Copy all of the records below verbatim.

Dataset excerpts
────────────────────
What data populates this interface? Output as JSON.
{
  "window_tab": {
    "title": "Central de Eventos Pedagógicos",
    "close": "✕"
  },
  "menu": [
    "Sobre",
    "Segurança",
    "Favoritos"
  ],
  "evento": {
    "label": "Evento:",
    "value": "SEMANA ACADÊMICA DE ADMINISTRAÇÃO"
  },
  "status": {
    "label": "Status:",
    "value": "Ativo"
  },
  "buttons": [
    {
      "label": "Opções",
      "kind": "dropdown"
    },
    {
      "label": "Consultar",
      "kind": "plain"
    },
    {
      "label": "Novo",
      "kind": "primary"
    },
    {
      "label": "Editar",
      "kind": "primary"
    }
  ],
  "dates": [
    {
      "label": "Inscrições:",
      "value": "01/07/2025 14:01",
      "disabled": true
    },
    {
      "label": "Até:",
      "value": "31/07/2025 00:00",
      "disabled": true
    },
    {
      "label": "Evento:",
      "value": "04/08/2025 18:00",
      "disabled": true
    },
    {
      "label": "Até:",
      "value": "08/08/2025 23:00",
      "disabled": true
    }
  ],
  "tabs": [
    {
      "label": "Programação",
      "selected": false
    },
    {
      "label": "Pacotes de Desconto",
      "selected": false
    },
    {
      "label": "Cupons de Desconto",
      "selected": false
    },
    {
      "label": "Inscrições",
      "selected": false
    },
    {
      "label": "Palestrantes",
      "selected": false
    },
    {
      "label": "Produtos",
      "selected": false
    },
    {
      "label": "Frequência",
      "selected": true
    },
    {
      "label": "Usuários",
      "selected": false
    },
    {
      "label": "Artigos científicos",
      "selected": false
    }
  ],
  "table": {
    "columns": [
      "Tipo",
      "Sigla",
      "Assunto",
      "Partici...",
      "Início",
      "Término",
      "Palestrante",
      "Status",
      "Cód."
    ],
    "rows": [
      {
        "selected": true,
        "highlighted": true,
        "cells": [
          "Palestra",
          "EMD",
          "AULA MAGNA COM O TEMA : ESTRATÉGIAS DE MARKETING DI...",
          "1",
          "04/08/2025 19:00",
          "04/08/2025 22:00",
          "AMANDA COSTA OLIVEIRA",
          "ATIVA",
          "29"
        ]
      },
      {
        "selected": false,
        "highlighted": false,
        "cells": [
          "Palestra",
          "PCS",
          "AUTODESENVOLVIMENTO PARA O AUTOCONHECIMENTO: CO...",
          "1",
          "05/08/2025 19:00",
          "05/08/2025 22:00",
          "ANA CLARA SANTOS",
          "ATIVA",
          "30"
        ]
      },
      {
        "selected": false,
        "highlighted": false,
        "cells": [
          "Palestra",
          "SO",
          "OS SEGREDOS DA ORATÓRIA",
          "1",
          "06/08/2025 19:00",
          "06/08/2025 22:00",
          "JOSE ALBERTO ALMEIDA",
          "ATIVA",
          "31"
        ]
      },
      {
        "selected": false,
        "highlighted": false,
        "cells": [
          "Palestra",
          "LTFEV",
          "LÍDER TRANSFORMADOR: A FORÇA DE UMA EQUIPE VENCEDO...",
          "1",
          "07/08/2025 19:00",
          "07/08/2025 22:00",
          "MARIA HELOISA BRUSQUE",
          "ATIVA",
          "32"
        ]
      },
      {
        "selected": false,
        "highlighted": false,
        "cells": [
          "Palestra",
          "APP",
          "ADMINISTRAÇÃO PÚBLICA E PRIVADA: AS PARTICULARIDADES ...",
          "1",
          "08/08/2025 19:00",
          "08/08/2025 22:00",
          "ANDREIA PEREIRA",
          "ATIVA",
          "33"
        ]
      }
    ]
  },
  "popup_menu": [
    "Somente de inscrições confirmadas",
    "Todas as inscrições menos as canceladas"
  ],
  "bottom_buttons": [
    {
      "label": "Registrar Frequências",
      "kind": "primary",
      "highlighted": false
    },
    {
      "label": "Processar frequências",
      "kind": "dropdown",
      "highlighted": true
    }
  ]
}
────────────────────
### Solution for this task
What data populates this interface? Output as JSON.
{
  "window_tab": {
    "title": "Central de Eventos Pedagógicos",
    "close": "✕"
  },
  "menu": [
    "Sobre",
    "Segurança",
    "Favoritos"
  ],
  "evento": {
    "label": "Evento:",
    "value": "SEMANA ACADÊMICA DE ADMINISTRAÇÃO"
  },
  "status": {
    "label": "Status:",
    "value": "Ativo"
  },
  "buttons": [
    {
      "label": "Opções",
      "kind": "dropdown"
    },
    {
      "label": "Consultar",
      "kind": "plain"
    },
    {
      "label": "Novo",
      "kind": "primary"
    },
    {
      "label": "Editar",
      "kind": "primary"
    }
  ],
  "dates": [
    {
      "label": "Inscrições:",
      "value": "01/07/2025 14:01",
      "disabled": true
    },
    {
      "label": "Até:",
      "value": "31/07/2025 00:00",
      "disabled": true
    },
    {
      "label": "Evento:",
      "value": "04/08/2025 18:00",
      "disabled": true
    },
    {
      "label": "Até:",
      "value": "08/08/2025 23:00",
      "disabled": true
    }
  ],
  "tabs": [
    {
      "label": "Programação",
      "selected": false
    },
    {
      "label": "Pacotes de Desconto",
      "selected": false
    },
    {
      "label": "Cupons de Desconto",
      "selected": false
    },
    {
      "label": "Inscrições",
      "selected": false
    },
    {
      "label": "Palestrantes",
      "selected": false
    },
    {
      "label": "Produtos",
      "selected": false
    },
    {
      "label": "Frequência",
      "selected": true
    },
    {
      "label": "Usuários",
      "selected": false
    },
    {
      "label": "Artigos científicos",
      "selected": false
    }
  ],
  "table": {
    "columns": [
      "Tipo",
      "Sigla",
      "Assunto",
      "Partici...",
      "Início",
      "Término",
      "Palestrante",
      "Status",
      "Cód."
    ],
    "rows": [
      {
        "selected": true,
        "highlighted": true,
        "cells": [
          "Palestra",
          "EMD",
          "AULA MAGNA COM O TEMA : ESTRATÉGIAS DE MARKETING DI...",
          "1",
          "04/08/2025 19:00",
          "04/08/2025 22:00",
          "AMANDA COSTA OLIVEIRA",
          "ATIVA",
          "29"
        ]
      },
      {
        "selected": false,
        "highlighted": false,
        "cells": [
          "Palestra",
          "PCS",
          "AUTODESENVOLVIMENTO PARA O AUTOCONHECIMENTO: CO...",
          "1",
          "05/08/2025 19:00",
          "05/08/2025 22:00",
          "ANA CLARA SANTOS",
          "ATIVA",
          "30"
        ]
      },
      {
        "selected": false,
        "highlighted": false,
        "cells": [
          "Palestra",
          "SO",
          "OS SEGREDOS DA ORATÓRIA",
          "1",
          "06/08/2025 19:00",
          "06/08/2025 22:00",
          "JOSE ALBERTO ALMEIDA",
          "ATIVA",
          "31"
        ]
      },
      {
        "selected": false,
        "highlighted": false,
        "cells": [
          "Palestra",
          "LTFEV",
          "LÍDER TRANSFORMADOR: A FORÇA DE UMA EQUIPE VENCEDO...",
          "1",
          "07/08/2025 19:00",
          "07/08/2025 22:00",
          "MARIA HELOISA BRUSQUE",
          "ATIVA",
          "32"
        ]
      },
      {
        "selected": false,
        "highlighted": false,
        "cells": [
          "Palestra",
          "APP",
          "ADMINISTRAÇÃO PÚBLICA E PRIVADA: AS PARTICULARIDADES ...",
          "1",
          "08/08/2025 19:00",
          "08/08/2025 22:00",
          "ANDREIA PEREIRA",
          "ATIVA",
          "33"
        ]
      }
    ]
  },
  "popup_menu": [
    "Somente de inscrições confirmadas",
    "Todas as inscrições menos as canceladas"
  ],
  "bottom_buttons": [
    {
      "label": "Registrar Frequências",
      "kind": "primary",
      "highlighted": false
    },
    {
      "label": "Processar frequências",
      "kind": "dropdown",
      "highlighted": true
    }
  ]
}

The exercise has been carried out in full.